begin
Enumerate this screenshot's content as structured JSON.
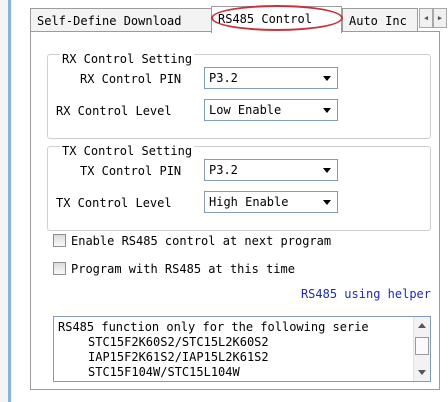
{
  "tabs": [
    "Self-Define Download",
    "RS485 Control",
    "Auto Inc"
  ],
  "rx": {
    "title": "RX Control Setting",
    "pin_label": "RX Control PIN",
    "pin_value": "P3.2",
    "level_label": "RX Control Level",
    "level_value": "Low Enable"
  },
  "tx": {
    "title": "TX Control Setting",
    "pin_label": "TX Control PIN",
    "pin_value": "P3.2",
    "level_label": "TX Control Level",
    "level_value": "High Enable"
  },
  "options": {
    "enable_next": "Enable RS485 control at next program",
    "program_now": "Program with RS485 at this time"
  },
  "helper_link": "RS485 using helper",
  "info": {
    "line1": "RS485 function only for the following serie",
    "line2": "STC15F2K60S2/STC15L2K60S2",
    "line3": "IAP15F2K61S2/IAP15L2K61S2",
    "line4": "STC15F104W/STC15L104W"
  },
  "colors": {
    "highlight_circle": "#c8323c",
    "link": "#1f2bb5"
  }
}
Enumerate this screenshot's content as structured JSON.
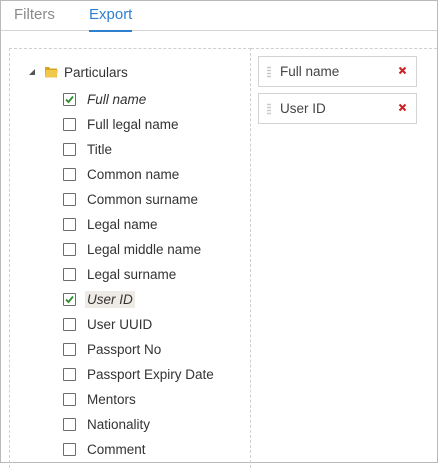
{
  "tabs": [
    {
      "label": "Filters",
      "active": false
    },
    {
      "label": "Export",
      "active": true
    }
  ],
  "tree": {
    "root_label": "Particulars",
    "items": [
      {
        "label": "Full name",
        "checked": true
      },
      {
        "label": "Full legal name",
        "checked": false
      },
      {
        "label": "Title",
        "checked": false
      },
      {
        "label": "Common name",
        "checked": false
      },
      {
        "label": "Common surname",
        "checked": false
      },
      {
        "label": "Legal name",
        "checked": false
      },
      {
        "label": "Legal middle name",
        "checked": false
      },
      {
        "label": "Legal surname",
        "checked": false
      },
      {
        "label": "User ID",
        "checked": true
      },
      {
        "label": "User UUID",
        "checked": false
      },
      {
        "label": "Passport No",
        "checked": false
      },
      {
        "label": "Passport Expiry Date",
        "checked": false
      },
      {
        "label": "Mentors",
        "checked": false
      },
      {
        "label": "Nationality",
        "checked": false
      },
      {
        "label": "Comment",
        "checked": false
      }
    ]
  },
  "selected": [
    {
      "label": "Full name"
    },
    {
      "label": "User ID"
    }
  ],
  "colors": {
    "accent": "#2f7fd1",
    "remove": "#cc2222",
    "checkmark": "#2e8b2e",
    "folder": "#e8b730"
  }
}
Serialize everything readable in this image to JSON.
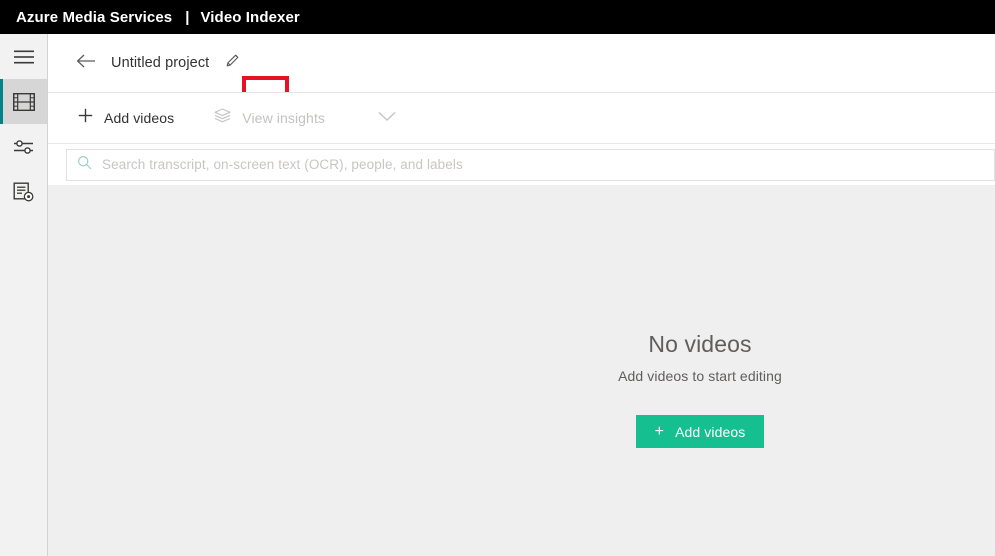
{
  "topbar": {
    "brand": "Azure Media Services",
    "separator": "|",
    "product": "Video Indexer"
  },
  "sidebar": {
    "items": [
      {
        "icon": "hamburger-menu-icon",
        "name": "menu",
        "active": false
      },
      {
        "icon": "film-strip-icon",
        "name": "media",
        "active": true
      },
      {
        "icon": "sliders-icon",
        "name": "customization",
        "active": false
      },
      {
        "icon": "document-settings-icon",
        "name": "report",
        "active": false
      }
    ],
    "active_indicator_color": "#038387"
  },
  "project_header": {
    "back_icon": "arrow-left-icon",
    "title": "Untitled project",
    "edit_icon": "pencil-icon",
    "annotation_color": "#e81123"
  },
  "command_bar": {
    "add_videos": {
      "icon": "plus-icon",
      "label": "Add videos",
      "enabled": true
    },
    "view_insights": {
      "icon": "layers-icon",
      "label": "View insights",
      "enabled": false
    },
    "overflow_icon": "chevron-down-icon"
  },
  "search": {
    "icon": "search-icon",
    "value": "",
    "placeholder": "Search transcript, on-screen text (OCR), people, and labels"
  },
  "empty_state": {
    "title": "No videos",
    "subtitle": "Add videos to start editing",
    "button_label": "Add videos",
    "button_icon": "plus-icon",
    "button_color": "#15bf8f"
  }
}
end
begin
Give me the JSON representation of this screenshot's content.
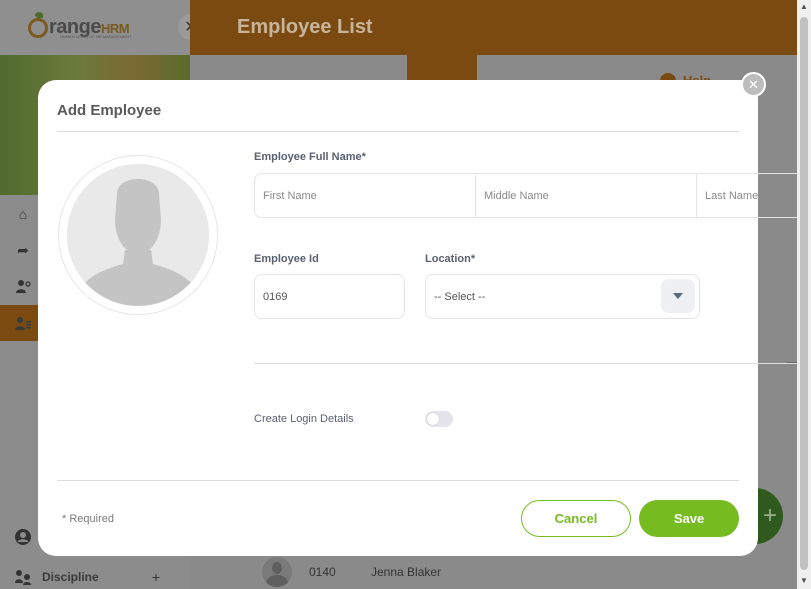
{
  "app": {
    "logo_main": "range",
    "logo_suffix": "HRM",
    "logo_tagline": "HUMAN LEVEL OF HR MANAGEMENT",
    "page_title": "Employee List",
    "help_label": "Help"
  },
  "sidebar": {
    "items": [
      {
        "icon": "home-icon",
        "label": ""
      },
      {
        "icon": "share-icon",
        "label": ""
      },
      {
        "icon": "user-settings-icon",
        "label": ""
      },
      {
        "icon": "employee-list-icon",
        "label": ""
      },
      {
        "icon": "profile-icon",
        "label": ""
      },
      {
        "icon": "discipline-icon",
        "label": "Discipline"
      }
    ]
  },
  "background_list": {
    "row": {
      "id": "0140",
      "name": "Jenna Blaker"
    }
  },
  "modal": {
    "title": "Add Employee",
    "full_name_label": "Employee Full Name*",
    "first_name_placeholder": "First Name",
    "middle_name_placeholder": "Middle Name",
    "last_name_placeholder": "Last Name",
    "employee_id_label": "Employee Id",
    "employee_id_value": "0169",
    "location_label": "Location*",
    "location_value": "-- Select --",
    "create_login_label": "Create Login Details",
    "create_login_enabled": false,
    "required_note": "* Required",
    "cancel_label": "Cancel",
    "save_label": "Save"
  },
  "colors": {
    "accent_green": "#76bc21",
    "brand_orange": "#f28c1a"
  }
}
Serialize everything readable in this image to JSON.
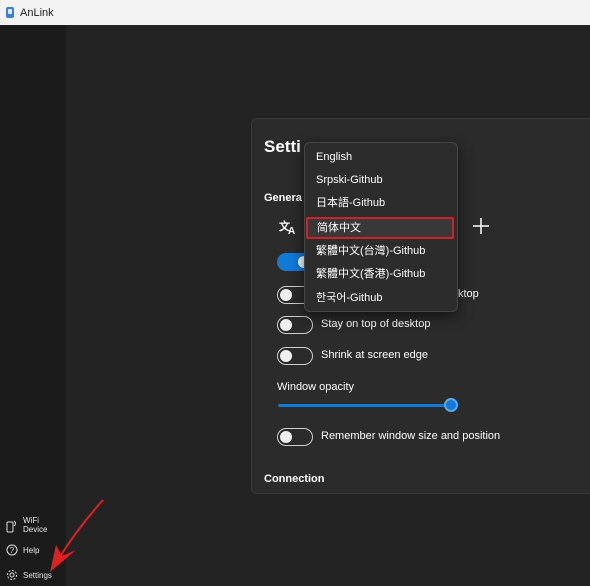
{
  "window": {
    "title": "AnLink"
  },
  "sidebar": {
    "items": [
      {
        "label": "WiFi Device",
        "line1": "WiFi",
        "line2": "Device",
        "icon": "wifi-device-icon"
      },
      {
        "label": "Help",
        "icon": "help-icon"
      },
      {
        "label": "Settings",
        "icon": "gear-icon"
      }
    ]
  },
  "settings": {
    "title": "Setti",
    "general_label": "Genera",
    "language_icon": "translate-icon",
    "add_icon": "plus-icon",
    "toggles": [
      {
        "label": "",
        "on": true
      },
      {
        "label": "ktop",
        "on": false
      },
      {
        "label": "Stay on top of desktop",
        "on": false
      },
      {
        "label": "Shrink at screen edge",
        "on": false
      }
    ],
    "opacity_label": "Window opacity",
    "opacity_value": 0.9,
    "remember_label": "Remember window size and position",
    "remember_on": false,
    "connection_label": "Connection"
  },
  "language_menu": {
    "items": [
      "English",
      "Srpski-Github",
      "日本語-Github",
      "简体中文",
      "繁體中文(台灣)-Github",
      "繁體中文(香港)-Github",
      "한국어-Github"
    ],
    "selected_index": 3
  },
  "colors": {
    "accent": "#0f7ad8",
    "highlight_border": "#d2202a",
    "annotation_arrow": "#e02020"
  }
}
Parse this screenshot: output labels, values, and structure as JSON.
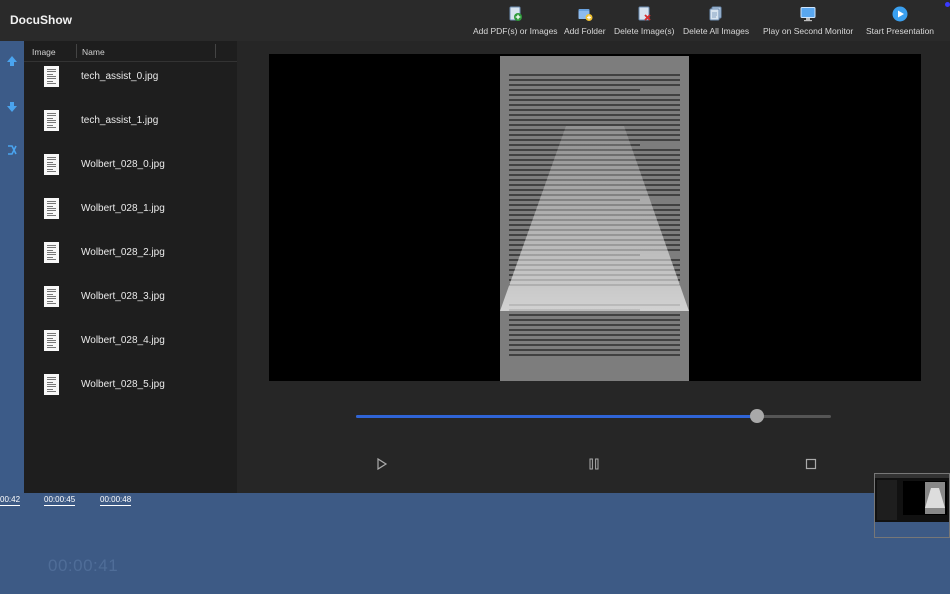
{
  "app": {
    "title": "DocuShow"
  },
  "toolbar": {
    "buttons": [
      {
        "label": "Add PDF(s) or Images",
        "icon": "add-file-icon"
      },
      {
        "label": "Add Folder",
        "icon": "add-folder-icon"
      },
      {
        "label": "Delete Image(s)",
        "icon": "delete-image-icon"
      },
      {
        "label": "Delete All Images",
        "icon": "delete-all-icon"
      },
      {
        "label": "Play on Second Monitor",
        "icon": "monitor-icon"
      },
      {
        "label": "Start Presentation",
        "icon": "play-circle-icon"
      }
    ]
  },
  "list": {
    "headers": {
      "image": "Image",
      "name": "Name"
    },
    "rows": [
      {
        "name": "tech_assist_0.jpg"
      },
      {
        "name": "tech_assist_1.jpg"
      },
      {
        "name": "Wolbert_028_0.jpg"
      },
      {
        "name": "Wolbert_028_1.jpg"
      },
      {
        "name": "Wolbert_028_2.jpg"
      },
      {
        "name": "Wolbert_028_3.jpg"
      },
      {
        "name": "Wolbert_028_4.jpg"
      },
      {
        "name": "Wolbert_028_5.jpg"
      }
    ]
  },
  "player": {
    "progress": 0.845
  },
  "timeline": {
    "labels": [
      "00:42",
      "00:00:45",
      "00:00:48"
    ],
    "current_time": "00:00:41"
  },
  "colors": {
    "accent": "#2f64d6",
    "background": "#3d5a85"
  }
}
end
**WHAT IS BEING ASKED**
Go through the material line by line. Show each line that contains the string "Common".

**COMPLETE OUTPUT**
        "label": "Common name",
        "label": "Common surname",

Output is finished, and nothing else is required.